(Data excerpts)
● ● ● ● ● ● ●

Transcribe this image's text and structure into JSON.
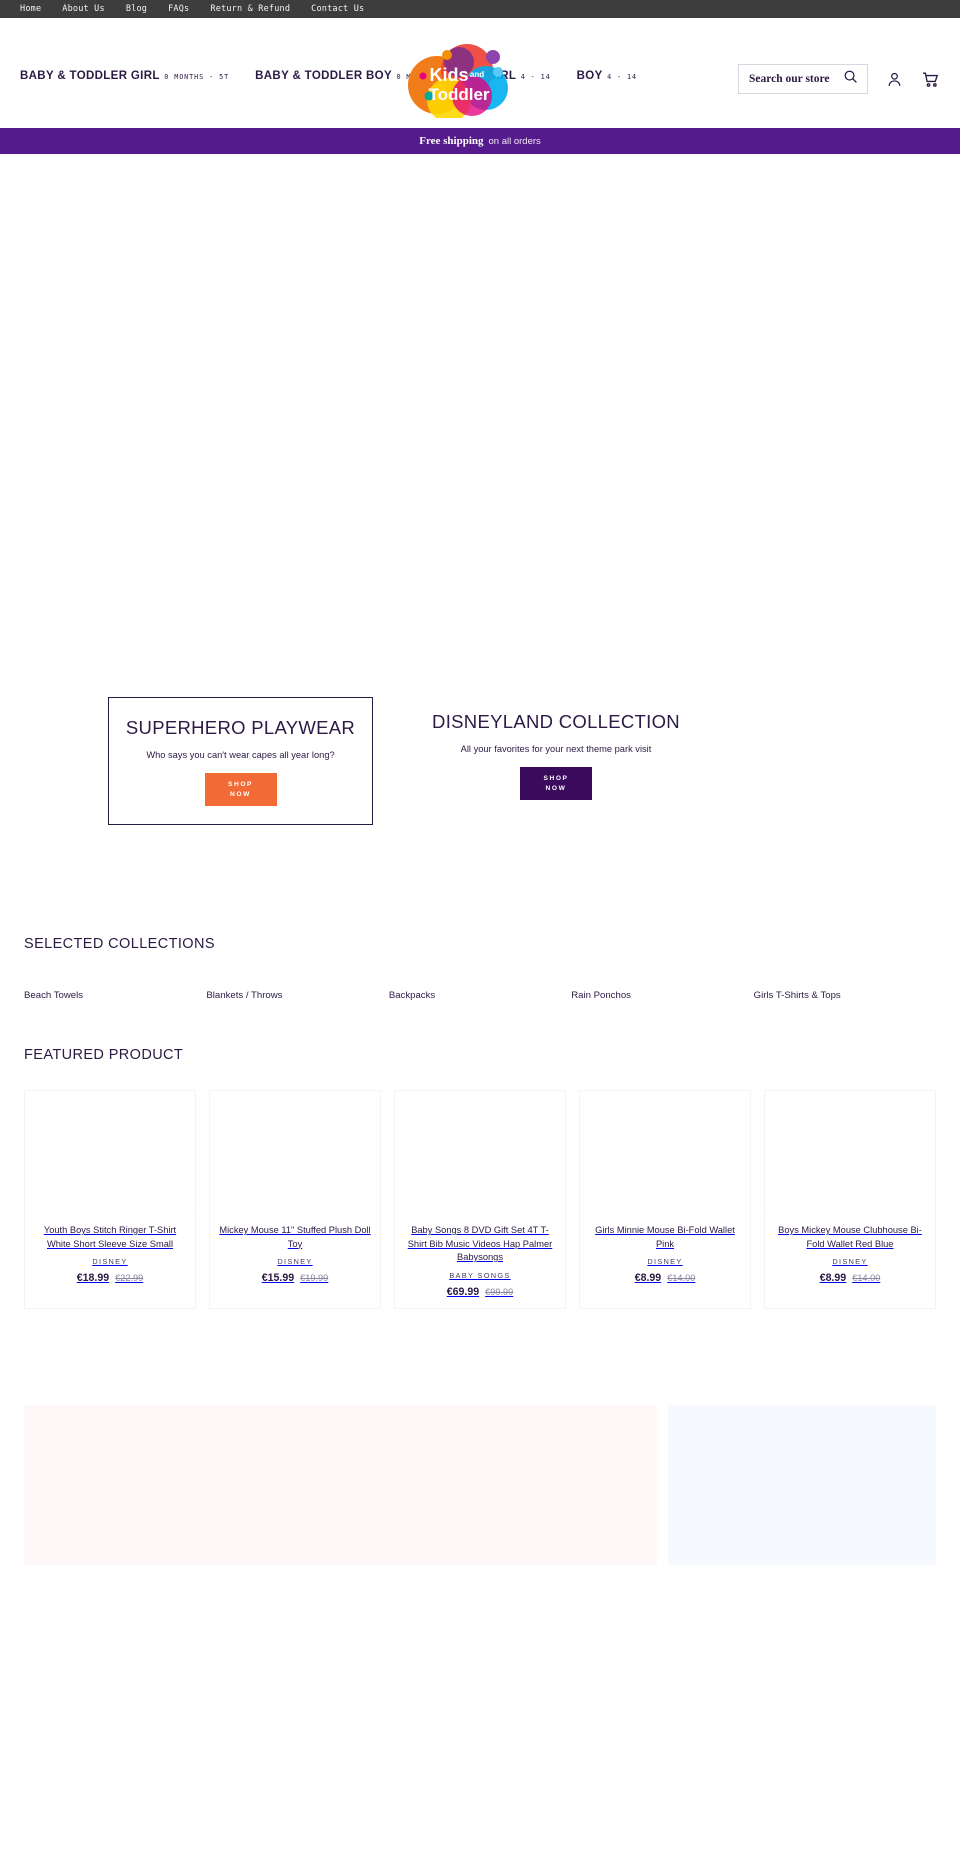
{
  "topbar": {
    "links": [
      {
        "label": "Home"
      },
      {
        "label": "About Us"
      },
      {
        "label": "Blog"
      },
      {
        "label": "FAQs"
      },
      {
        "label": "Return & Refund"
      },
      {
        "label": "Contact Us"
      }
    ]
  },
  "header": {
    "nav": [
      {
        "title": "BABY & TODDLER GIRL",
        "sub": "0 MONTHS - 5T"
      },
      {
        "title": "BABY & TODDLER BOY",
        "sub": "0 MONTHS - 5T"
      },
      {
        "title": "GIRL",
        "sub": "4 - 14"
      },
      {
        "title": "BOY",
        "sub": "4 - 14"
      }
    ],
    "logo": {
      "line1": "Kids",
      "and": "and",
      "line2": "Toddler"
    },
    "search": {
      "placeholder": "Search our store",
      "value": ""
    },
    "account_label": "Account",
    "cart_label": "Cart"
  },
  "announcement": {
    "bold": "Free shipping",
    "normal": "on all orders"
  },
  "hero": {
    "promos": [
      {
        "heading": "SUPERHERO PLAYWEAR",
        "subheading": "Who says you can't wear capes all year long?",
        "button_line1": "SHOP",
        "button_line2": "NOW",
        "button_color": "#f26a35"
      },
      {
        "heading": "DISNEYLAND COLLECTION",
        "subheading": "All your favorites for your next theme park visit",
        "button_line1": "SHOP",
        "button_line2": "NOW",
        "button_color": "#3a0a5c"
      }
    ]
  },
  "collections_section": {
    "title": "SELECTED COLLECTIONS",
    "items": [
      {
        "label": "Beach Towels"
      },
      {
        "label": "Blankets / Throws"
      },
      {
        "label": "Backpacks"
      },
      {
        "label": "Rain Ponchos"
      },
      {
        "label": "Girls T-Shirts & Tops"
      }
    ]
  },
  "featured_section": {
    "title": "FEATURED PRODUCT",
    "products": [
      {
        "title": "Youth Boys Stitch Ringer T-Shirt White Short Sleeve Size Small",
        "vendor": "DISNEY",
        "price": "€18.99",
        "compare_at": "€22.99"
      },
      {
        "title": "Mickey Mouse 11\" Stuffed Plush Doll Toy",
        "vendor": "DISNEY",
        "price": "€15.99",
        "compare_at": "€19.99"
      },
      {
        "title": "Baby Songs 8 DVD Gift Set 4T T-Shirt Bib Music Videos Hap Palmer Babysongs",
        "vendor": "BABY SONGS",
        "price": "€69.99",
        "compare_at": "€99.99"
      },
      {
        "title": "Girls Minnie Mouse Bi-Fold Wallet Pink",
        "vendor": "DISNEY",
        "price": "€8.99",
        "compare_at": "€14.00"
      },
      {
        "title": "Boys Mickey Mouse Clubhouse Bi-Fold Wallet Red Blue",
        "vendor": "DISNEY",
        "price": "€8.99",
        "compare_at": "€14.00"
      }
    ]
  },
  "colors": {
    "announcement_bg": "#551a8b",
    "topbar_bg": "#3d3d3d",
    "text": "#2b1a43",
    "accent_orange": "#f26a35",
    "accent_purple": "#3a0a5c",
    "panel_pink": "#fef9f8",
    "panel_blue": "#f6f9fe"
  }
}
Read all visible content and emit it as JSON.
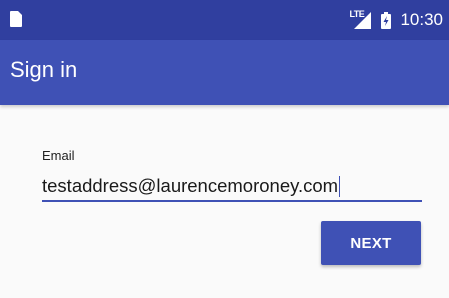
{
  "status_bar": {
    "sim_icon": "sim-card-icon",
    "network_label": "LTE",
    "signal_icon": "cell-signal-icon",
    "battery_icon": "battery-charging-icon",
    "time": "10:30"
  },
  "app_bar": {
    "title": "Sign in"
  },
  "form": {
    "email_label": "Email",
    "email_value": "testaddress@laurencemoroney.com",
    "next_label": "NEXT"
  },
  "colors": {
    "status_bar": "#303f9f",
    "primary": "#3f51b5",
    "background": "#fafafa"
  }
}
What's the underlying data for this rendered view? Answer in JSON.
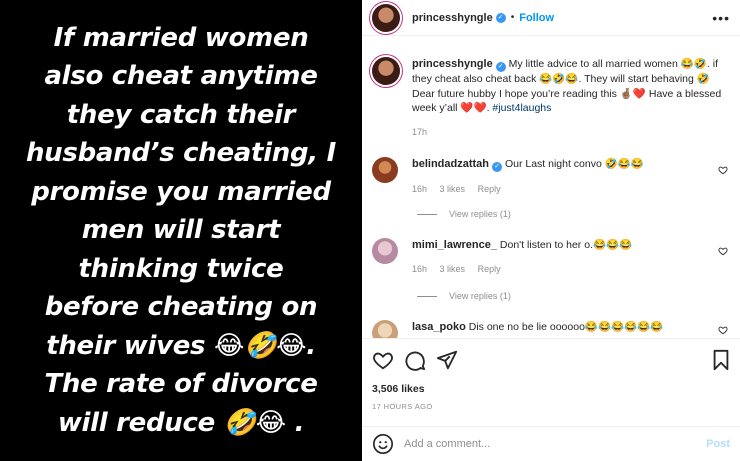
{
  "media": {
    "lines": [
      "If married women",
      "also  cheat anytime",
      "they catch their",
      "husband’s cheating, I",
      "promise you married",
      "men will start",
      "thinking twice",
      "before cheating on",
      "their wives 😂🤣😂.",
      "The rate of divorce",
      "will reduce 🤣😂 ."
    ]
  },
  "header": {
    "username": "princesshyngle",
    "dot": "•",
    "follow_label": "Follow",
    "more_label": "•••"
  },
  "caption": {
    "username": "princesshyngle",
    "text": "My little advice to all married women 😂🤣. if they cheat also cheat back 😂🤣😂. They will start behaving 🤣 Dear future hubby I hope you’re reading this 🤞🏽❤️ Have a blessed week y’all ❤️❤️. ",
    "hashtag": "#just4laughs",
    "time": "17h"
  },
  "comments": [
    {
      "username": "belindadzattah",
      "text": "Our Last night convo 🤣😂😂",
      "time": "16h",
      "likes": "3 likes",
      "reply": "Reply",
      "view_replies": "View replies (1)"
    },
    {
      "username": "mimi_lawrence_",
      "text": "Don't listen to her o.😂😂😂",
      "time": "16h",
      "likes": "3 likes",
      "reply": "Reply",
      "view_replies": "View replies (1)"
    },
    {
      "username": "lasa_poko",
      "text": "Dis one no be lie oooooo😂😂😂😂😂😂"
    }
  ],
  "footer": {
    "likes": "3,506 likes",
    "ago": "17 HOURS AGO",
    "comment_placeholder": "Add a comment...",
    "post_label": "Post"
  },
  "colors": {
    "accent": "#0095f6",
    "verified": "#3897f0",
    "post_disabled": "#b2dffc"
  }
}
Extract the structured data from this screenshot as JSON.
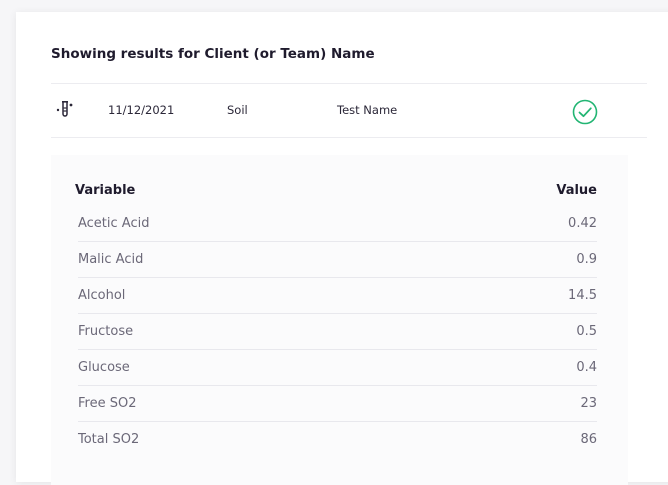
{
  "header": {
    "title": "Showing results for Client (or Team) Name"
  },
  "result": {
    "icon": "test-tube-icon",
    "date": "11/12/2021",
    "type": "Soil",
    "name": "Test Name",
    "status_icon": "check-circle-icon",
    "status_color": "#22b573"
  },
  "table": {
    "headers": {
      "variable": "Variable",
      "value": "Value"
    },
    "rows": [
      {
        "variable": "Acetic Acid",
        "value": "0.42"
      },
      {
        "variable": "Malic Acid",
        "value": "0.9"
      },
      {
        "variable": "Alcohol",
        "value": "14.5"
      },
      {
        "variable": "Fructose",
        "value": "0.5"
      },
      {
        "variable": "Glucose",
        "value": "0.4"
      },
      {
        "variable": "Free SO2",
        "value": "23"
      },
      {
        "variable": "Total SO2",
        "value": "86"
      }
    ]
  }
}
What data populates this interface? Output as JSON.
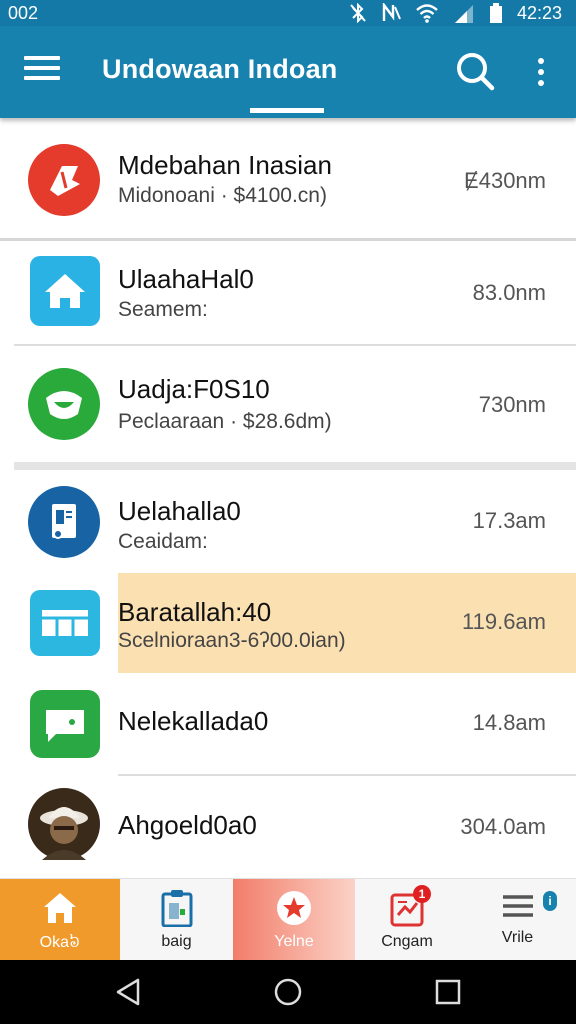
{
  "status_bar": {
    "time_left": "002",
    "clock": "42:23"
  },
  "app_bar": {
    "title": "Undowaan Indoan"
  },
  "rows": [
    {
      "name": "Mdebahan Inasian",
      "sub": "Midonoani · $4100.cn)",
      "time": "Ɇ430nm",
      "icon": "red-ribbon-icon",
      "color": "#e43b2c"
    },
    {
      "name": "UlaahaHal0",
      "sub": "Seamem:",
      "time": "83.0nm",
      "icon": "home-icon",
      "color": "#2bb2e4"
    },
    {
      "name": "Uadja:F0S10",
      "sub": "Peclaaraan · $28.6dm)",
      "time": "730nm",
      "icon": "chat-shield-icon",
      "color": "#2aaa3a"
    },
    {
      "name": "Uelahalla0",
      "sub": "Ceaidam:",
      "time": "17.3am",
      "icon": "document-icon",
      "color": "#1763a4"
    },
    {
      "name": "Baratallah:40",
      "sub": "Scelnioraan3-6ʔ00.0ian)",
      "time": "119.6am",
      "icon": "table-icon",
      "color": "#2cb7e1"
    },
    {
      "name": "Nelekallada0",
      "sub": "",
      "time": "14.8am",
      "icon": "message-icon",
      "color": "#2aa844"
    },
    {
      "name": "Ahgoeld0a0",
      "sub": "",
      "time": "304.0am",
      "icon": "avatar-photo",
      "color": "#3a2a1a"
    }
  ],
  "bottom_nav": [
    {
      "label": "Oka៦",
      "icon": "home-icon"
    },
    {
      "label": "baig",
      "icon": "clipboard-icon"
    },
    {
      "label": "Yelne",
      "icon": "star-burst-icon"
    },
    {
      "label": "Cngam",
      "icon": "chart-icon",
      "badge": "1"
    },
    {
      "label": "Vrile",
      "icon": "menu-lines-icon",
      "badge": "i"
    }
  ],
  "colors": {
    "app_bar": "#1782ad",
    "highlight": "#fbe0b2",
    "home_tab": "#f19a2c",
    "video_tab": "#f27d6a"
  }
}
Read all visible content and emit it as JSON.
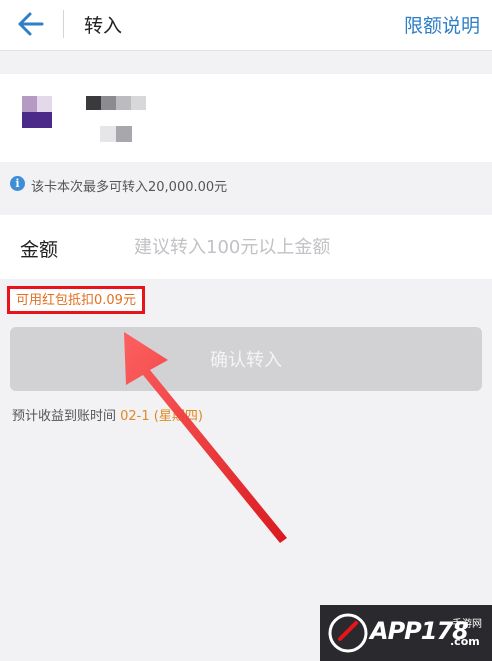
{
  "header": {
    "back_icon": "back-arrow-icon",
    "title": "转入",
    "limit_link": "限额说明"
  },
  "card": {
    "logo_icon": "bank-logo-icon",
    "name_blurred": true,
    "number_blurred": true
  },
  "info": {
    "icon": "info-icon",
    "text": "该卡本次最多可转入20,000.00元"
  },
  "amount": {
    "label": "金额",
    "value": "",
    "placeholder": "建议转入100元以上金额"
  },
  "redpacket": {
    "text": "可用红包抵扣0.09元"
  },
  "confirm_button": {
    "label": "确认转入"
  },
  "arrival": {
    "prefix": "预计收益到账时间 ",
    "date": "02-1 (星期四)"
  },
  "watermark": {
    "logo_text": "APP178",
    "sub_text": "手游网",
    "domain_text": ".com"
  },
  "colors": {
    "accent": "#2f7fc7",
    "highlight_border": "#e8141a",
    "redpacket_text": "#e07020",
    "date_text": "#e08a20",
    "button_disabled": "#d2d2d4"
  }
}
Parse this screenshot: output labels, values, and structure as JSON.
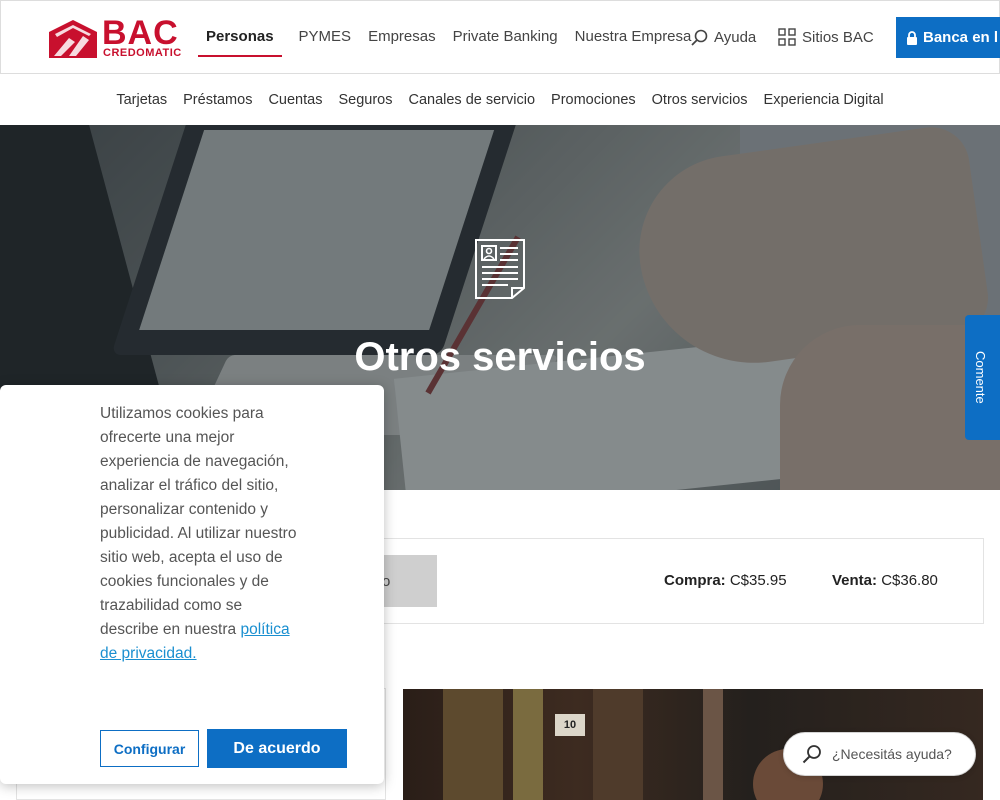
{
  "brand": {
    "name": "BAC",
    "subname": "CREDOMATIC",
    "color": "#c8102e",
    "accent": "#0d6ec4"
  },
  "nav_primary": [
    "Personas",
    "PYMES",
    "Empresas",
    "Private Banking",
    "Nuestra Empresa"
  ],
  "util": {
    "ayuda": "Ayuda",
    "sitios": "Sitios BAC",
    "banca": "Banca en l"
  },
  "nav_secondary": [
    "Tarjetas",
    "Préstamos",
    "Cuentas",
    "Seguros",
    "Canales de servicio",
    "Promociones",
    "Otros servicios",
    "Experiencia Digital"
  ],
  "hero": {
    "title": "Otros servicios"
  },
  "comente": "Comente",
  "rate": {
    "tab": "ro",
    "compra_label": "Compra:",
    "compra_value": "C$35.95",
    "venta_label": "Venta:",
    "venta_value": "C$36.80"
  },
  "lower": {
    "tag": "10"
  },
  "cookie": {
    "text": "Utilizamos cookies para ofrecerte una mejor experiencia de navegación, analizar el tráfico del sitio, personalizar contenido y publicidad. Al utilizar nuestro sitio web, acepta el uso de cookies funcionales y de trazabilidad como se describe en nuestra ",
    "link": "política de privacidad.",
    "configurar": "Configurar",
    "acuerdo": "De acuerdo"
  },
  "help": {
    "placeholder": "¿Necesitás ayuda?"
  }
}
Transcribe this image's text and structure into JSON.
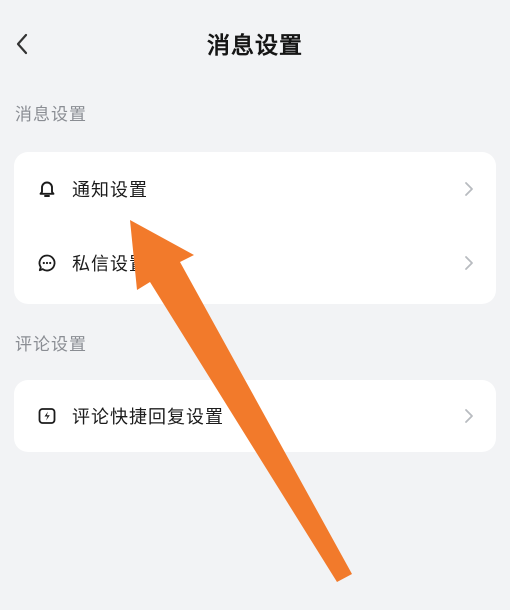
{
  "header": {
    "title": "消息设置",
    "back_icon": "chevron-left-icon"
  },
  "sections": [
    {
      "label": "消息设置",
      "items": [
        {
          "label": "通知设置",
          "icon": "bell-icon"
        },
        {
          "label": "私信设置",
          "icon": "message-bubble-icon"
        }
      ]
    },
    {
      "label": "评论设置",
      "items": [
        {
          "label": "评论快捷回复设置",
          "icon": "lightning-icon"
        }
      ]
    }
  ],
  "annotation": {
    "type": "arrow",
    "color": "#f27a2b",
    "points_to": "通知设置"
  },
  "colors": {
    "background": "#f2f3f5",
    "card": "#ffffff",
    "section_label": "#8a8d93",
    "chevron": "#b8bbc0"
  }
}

● ● ● ● ● ● ●

* [THE PROBLEM]:
From the data above, work out how many lines hold "chevron". Answer with the number alone.

* [SOLUTION TO THE PROBLEM]:
2